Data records
-- begin --

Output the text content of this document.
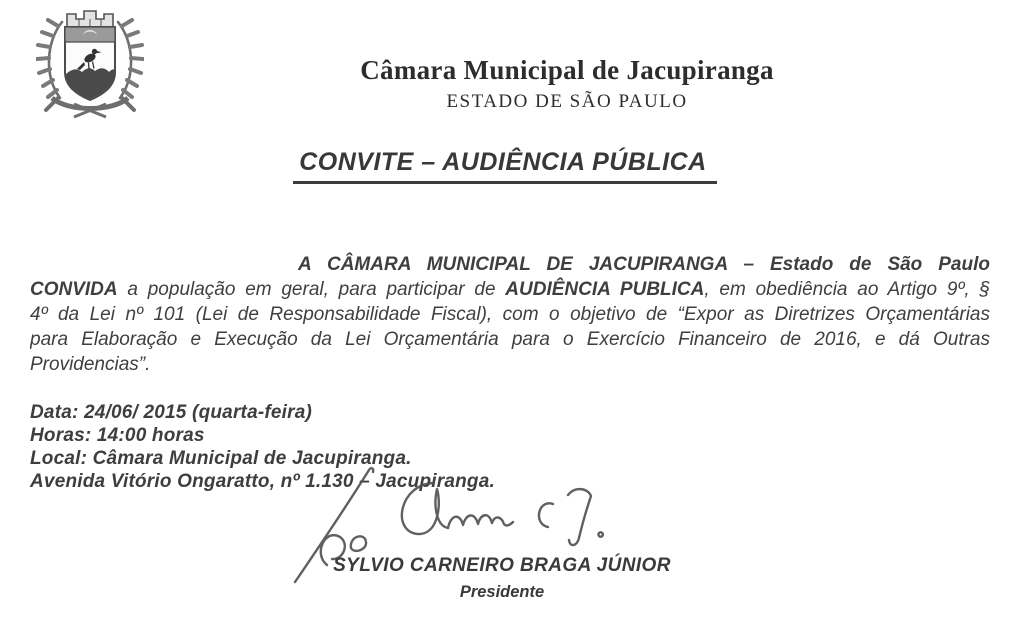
Câmara Municipal de Jacupiranga
ESTADO DE SÃO PAULO
CONVITE – AUDIÊNCIA PÚBLICA
A CÂMARA MUNICIPAL DE JACUPIRANGA – Estado de São Paulo
CONVIDA a população em geral, para participar de AUDIÊNCIA PUBLICA, em obediência ao Artigo 9º, §
4º da Lei nº 101 (Lei de Responsabilidade Fiscal), com o objetivo de “Expor as Diretrizes Orçamentárias
para Elaboração e Execução da Lei Orçamentária para o Exercício Financeiro de 2016, e dá Outras
Providencias”.
Data: 24/06/ 2015 (quarta-feira)
Horas: 14:00 horas
Local: Câmara Municipal de Jacupiranga.
Avenida Vitório Ongaratto, nº 1.130 – Jacupiranga.
SYLVIO CARNEIRO BRAGA JÚNIOR
Presidente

-- end --

TASK OBJECTIVE:
Give the number of lines that carry the word "AUDIÊNCIA", with nothing added.

SOLUTION TO THE EXERCISE:
2